Items listed in a dataset:
***

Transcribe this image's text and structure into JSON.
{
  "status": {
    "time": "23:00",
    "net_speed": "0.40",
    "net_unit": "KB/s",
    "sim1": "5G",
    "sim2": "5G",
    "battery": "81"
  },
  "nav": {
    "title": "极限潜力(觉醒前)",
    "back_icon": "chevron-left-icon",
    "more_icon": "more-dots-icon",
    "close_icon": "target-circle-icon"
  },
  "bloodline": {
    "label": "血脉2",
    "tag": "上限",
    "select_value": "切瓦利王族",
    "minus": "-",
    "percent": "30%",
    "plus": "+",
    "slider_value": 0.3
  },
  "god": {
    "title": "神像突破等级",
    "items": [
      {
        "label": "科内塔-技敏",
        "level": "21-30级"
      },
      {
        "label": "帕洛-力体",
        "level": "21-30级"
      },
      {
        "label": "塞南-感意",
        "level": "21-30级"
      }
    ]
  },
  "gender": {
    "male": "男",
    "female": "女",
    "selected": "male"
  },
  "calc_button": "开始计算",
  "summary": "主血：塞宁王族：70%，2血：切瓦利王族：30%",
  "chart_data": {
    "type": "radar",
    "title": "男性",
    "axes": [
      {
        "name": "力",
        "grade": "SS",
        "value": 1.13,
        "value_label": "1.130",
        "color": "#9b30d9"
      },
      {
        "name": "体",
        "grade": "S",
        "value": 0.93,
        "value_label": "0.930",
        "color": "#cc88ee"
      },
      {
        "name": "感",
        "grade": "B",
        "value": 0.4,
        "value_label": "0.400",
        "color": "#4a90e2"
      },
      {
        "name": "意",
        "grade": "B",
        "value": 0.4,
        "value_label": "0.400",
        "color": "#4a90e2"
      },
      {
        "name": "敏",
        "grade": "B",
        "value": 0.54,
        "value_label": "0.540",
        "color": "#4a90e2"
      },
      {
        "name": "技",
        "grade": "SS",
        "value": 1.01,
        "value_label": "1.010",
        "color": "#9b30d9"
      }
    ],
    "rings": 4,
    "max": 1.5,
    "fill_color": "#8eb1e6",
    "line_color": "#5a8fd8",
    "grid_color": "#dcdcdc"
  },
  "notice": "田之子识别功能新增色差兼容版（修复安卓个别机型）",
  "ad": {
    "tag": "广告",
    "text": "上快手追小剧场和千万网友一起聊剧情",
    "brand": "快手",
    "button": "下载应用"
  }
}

***

### Work to complete
Reproduce the entries above in full, verbatim.

### Expected answer
Transcribe this image's text and structure into JSON.
{
  "status": {
    "time": "23:00",
    "net_speed": "0.40",
    "net_unit": "KB/s",
    "sim1": "5G",
    "sim2": "5G",
    "battery": "81"
  },
  "nav": {
    "title": "极限潜力(觉醒前)",
    "back_icon": "chevron-left-icon",
    "more_icon": "more-dots-icon",
    "close_icon": "target-circle-icon"
  },
  "bloodline": {
    "label": "血脉2",
    "tag": "上限",
    "select_value": "切瓦利王族",
    "minus": "-",
    "percent": "30%",
    "plus": "+",
    "slider_value": 0.3
  },
  "god": {
    "title": "神像突破等级",
    "items": [
      {
        "label": "科内塔-技敏",
        "level": "21-30级"
      },
      {
        "label": "帕洛-力体",
        "level": "21-30级"
      },
      {
        "label": "塞南-感意",
        "level": "21-30级"
      }
    ]
  },
  "gender": {
    "male": "男",
    "female": "女",
    "selected": "male"
  },
  "calc_button": "开始计算",
  "summary": "主血：塞宁王族：70%，2血：切瓦利王族：30%",
  "chart_data": {
    "type": "radar",
    "title": "男性",
    "axes": [
      {
        "name": "力",
        "grade": "SS",
        "value": 1.13,
        "value_label": "1.130",
        "color": "#9b30d9"
      },
      {
        "name": "体",
        "grade": "S",
        "value": 0.93,
        "value_label": "0.930",
        "color": "#cc88ee"
      },
      {
        "name": "感",
        "grade": "B",
        "value": 0.4,
        "value_label": "0.400",
        "color": "#4a90e2"
      },
      {
        "name": "意",
        "grade": "B",
        "value": 0.4,
        "value_label": "0.400",
        "color": "#4a90e2"
      },
      {
        "name": "敏",
        "grade": "B",
        "value": 0.54,
        "value_label": "0.540",
        "color": "#4a90e2"
      },
      {
        "name": "技",
        "grade": "SS",
        "value": 1.01,
        "value_label": "1.010",
        "color": "#9b30d9"
      }
    ],
    "rings": 4,
    "max": 1.5,
    "fill_color": "#8eb1e6",
    "line_color": "#5a8fd8",
    "grid_color": "#dcdcdc"
  },
  "notice": "田之子识别功能新增色差兼容版（修复安卓个别机型）",
  "ad": {
    "tag": "广告",
    "text": "上快手追小剧场和千万网友一起聊剧情",
    "brand": "快手",
    "button": "下载应用"
  }
}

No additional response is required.